▸ Exercise objective
Return the records that follow, matching each one exactly.

▸ Given records
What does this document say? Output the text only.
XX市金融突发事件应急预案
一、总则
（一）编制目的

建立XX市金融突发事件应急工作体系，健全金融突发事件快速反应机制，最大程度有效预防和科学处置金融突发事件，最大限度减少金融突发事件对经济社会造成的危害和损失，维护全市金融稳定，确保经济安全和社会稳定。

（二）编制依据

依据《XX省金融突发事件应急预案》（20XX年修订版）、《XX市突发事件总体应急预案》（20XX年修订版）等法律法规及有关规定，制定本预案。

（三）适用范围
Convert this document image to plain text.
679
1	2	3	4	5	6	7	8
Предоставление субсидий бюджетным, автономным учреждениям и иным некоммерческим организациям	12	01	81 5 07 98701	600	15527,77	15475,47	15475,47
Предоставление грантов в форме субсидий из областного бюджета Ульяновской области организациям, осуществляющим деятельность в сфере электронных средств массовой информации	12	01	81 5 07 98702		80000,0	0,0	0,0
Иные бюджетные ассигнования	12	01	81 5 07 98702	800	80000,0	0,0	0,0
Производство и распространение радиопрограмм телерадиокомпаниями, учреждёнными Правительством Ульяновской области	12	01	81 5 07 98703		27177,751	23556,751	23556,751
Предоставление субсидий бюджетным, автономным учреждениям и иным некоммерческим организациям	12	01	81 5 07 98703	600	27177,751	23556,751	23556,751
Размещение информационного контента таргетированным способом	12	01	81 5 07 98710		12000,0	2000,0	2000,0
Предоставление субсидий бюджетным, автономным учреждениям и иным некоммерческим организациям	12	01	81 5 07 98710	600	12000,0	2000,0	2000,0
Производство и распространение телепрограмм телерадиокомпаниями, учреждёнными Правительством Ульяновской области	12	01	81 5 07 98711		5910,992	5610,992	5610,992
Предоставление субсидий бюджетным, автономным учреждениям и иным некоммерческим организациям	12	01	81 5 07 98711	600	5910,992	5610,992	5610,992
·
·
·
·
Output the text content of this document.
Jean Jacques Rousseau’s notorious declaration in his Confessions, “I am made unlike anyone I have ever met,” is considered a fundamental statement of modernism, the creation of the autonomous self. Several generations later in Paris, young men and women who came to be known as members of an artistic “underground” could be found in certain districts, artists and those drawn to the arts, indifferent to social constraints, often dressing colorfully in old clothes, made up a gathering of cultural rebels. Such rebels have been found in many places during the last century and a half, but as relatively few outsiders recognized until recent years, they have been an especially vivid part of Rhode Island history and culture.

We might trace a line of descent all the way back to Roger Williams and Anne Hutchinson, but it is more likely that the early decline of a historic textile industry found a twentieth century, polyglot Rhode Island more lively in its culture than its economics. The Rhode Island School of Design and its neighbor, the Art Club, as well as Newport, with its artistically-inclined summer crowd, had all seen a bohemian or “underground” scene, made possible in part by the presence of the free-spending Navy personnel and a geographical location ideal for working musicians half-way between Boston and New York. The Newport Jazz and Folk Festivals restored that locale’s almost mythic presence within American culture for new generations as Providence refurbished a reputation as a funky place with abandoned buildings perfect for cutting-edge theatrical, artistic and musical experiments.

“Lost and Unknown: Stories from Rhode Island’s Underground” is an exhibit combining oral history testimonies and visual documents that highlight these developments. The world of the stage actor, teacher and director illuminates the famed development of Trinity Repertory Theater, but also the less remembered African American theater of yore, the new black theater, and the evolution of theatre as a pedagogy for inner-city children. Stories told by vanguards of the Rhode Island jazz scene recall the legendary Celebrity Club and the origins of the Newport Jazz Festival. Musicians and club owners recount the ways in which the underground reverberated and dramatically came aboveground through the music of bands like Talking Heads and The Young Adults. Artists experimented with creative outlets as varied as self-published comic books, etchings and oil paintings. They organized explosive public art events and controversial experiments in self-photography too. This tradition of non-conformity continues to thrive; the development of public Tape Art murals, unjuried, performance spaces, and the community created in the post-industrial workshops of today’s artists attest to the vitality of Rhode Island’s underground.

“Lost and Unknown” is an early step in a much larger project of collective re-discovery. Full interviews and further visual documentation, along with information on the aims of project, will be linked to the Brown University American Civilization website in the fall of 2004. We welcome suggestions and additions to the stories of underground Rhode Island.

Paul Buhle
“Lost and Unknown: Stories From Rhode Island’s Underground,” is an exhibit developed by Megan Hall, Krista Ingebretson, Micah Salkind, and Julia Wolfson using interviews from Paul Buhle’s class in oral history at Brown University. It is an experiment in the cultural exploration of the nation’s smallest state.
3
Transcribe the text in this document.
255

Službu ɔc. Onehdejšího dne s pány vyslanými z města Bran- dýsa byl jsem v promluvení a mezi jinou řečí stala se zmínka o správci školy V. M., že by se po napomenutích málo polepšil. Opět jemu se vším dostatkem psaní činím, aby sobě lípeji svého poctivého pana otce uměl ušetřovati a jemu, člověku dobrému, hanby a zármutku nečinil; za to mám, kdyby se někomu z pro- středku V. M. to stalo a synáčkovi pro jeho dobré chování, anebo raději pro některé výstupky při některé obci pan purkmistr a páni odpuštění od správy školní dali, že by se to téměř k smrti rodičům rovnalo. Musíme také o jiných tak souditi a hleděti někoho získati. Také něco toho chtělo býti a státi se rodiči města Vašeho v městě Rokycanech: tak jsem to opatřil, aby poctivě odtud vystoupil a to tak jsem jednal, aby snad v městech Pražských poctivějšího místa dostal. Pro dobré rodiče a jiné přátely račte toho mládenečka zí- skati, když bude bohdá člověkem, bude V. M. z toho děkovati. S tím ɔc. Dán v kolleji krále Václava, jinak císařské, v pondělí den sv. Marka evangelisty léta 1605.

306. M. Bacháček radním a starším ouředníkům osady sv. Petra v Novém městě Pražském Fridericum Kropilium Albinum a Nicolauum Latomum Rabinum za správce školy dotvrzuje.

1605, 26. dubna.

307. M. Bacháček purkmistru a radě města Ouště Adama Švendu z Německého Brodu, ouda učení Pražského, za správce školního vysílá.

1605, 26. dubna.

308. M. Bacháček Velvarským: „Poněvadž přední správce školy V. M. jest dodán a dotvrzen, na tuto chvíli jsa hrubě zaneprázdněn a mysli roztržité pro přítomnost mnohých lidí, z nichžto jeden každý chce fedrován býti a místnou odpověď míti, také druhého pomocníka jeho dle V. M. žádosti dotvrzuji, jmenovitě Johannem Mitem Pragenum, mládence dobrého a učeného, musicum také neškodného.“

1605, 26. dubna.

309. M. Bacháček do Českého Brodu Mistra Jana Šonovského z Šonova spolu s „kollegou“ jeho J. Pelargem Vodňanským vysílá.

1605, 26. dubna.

▸ Solution for this task
What does this document say? Output the text only.
XX市金融突发事件应急预案
一、总则
（一）编制目的

建立XX市金融突发事件应急工作体系，健全金融突发事件快速反应机制，最大程度有效预防和科学处置金融突发事件，最大限度减少金融突发事件对经济社会造成的危害和损失，维护全市金融稳定，确保经济安全和社会稳定。

（二）编制依据

依据《XX省金融突发事件应急预案》（20XX年修订版）、《XX市突发事件总体应急预案》（20XX年修订版）等法律法规及有关规定，制定本预案。

（三）适用范围
Convert this document image to plain text.
679
1	2	3	4	5	6	7	8
Предоставление субсидий бюджетным, автономным учреждениям и иным некоммерческим организациям	12	01	81 5 07 98701	600	15527,77	15475,47	15475,47
Предоставление грантов в форме субсидий из областного бюджета Ульяновской области организациям, осуществляющим деятельность в сфере электронных средств массовой информации	12	01	81 5 07 98702		80000,0	0,0	0,0
Иные бюджетные ассигнования	12	01	81 5 07 98702	800	80000,0	0,0	0,0
Производство и распространение радиопрограмм телерадиокомпаниями, учреждёнными Правительством Ульяновской области	12	01	81 5 07 98703		27177,751	23556,751	23556,751
Предоставление субсидий бюджетным, автономным учреждениям и иным некоммерческим организациям	12	01	81 5 07 98703	600	27177,751	23556,751	23556,751
Размещение информационного контента таргетированным способом	12	01	81 5 07 98710		12000,0	2000,0	2000,0
Предоставление субсидий бюджетным, автономным учреждениям и иным некоммерческим организациям	12	01	81 5 07 98710	600	12000,0	2000,0	2000,0
Производство и распространение телепрограмм телерадиокомпаниями, учреждёнными Правительством Ульяновской области	12	01	81 5 07 98711		5910,992	5610,992	5610,992
Предоставление субсидий бюджетным, автономным учреждениям и иным некоммерческим организациям	12	01	81 5 07 98711	600	5910,992	5610,992	5610,992
·
·
·
·
Output the text content of this document.
Jean Jacques Rousseau’s notorious declaration in his Confessions, “I am made unlike anyone I have ever met,” is considered a fundamental statement of modernism, the creation of the autonomous self. Several generations later in Paris, young men and women who came to be known as members of an artistic “underground” could be found in certain districts, artists and those drawn to the arts, indifferent to social constraints, often dressing colorfully in old clothes, made up a gathering of cultural rebels. Such rebels have been found in many places during the last century and a half, but as relatively few outsiders recognized until recent years, they have been an especially vivid part of Rhode Island history and culture.

We might trace a line of descent all the way back to Roger Williams and Anne Hutchinson, but it is more likely that the early decline of a historic textile industry found a twentieth century, polyglot Rhode Island more lively in its culture than its economics. The Rhode Island School of Design and its neighbor, the Art Club, as well as Newport, with its artistically-inclined summer crowd, had all seen a bohemian or “underground” scene, made possible in part by the presence of the free-spending Navy personnel and a geographical location ideal for working musicians half-way between Boston and New York. The Newport Jazz and Folk Festivals restored that locale’s almost mythic presence within American culture for new generations as Providence refurbished a reputation as a funky place with abandoned buildings perfect for cutting-edge theatrical, artistic and musical experiments.

“Lost and Unknown: Stories from Rhode Island’s Underground” is an exhibit combining oral history testimonies and visual documents that highlight these developments. The world of the stage actor, teacher and director illuminates the famed development of Trinity Repertory Theater, but also the less remembered African American theater of yore, the new black theater, and the evolution of theatre as a pedagogy for inner-city children. Stories told by vanguards of the Rhode Island jazz scene recall the legendary Celebrity Club and the origins of the Newport Jazz Festival. Musicians and club owners recount the ways in which the underground reverberated and dramatically came aboveground through the music of bands like Talking Heads and The Young Adults. Artists experimented with creative outlets as varied as self-published comic books, etchings and oil paintings. They organized explosive public art events and controversial experiments in self-photography too. This tradition of non-conformity continues to thrive; the development of public Tape Art murals, unjuried, performance spaces, and the community created in the post-industrial workshops of today’s artists attest to the vitality of Rhode Island’s underground.

“Lost and Unknown” is an early step in a much larger project of collective re-discovery. Full interviews and further visual documentation, along with information on the aims of project, will be linked to the Brown University American Civilization website in the fall of 2004. We welcome suggestions and additions to the stories of underground Rhode Island.

Paul Buhle
“Lost and Unknown: Stories From Rhode Island’s Underground,” is an exhibit developed by Megan Hall, Krista Ingebretson, Micah Salkind, and Julia Wolfson using interviews from Paul Buhle’s class in oral history at Brown University. It is an experiment in the cultural exploration of the nation’s smallest state.
3
Transcribe the text in this document.
255

Službu ɔc. Onehdejšího dne s pány vyslanými z města Bran- dýsa byl jsem v promluvení a mezi jinou řečí stala se zmínka o správci školy V. M., že by se po napomenutích málo polepšil. Opět jemu se vším dostatkem psaní činím, aby sobě lípeji svého poctivého pana otce uměl ušetřovati a jemu, člověku dobrému, hanby a zármutku nečinil; za to mám, kdyby se někomu z pro- středku V. M. to stalo a synáčkovi pro jeho dobré chování, anebo raději pro některé výstupky při některé obci pan purkmistr a páni odpuštění od správy školní dali, že by se to téměř k smrti rodičům rovnalo. Musíme také o jiných tak souditi a hleděti někoho získati. Také něco toho chtělo býti a státi se rodiči města Vašeho v městě Rokycanech: tak jsem to opatřil, aby poctivě odtud vystoupil a to tak jsem jednal, aby snad v městech Pražských poctivějšího místa dostal. Pro dobré rodiče a jiné přátely račte toho mládenečka zí- skati, když bude bohdá člověkem, bude V. M. z toho děkovati. S tím ɔc. Dán v kolleji krále Václava, jinak císařské, v pondělí den sv. Marka evangelisty léta 1605.

306. M. Bacháček radním a starším ouředníkům osady sv. Petra v Novém městě Pražském Fridericum Kropilium Albinum a Nicolauum Latomum Rabinum za správce školy dotvrzuje.

1605, 26. dubna.

307. M. Bacháček purkmistru a radě města Ouště Adama Švendu z Německého Brodu, ouda učení Pražského, za správce školního vysílá.

1605, 26. dubna.

308. M. Bacháček Velvarským: „Poněvadž přední správce školy V. M. jest dodán a dotvrzen, na tuto chvíli jsa hrubě zaneprázdněn a mysli roztržité pro přítomnost mnohých lidí, z nichžto jeden každý chce fedrován býti a místnou odpověď míti, také druhého pomocníka jeho dle V. M. žádosti dotvrzuji, jmenovitě Johannem Mitem Pragenum, mládence dobrého a učeného, musicum také neškodného.“

1605, 26. dubna.

309. M. Bacháček do Českého Brodu Mistra Jana Šonovského z Šonova spolu s „kollegou“ jeho J. Pelargem Vodňanským vysílá.

1605, 26. dubna.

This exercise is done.